* Part of a data file
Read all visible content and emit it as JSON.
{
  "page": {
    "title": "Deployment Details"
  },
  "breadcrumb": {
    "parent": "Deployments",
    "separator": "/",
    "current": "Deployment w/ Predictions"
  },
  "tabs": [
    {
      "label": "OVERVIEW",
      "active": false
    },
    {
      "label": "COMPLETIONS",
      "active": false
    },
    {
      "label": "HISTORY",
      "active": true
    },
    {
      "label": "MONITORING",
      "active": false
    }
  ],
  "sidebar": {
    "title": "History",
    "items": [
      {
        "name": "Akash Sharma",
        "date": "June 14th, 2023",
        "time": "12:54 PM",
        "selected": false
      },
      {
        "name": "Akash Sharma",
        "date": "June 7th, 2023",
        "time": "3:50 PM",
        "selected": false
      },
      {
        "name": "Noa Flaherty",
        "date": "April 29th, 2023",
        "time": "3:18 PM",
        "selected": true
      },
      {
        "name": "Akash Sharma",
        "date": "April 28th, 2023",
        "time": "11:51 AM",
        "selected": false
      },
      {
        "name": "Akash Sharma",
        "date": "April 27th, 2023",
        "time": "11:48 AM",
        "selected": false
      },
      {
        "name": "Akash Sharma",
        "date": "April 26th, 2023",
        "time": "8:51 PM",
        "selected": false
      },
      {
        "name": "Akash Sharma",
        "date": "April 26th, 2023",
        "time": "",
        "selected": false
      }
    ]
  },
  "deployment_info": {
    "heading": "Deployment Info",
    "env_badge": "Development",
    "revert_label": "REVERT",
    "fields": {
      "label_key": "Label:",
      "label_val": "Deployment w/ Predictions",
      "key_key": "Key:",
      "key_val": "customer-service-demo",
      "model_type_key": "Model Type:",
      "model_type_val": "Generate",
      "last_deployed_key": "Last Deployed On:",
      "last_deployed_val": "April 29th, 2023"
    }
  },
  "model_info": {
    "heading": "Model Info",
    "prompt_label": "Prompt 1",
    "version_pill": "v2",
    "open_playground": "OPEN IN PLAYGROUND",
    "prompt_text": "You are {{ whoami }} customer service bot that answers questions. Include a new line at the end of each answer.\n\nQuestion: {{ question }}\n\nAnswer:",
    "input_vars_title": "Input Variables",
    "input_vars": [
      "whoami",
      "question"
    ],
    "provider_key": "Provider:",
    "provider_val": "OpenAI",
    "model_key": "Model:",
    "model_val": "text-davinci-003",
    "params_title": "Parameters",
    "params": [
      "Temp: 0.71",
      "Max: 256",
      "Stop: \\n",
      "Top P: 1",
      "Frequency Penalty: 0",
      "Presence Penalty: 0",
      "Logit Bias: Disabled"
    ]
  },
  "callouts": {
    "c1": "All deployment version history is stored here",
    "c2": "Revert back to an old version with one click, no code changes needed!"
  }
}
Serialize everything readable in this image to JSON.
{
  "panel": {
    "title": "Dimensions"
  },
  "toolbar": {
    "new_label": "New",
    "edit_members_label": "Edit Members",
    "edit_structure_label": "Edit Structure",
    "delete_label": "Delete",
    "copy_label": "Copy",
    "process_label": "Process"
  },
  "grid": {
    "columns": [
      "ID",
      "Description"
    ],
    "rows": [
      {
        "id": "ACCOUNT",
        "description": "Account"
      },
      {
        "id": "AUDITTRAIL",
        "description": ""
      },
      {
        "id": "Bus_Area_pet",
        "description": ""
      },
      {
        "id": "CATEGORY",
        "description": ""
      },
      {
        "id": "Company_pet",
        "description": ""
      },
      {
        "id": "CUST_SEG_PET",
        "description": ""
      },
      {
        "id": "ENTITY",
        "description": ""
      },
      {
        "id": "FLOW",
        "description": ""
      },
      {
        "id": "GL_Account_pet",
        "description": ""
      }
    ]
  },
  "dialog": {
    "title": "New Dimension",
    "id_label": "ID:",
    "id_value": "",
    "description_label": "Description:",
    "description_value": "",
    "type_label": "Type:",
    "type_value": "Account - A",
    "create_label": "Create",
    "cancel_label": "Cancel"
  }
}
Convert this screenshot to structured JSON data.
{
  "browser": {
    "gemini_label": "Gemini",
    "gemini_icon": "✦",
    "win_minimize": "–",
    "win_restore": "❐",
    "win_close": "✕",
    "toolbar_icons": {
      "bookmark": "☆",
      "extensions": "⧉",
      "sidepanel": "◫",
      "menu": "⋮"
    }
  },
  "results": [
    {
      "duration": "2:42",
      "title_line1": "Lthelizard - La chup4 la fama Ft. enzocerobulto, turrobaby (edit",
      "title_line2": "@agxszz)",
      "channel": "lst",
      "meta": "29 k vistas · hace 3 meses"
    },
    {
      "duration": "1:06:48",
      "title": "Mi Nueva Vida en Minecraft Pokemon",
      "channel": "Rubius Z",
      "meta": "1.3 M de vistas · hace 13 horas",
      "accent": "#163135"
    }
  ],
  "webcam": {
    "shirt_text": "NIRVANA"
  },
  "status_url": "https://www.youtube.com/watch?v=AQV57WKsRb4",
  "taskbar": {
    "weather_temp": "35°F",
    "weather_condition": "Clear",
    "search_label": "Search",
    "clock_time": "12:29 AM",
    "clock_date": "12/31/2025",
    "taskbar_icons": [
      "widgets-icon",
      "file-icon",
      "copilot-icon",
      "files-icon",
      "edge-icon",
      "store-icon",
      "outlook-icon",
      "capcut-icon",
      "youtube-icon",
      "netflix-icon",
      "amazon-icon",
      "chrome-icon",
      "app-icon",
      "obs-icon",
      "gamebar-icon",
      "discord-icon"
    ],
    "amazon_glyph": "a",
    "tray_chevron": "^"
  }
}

* Task requirements
Search the lines for "customer". Copy each line that has it.

* Reply
      "key_val": "customer-service-demo",
    "prompt_text": "You are {{ whoami }} customer service bot that answers questions. Include a new line at the end of each answer.\n\nQuestion: {{ question }}\n\nAnswer:",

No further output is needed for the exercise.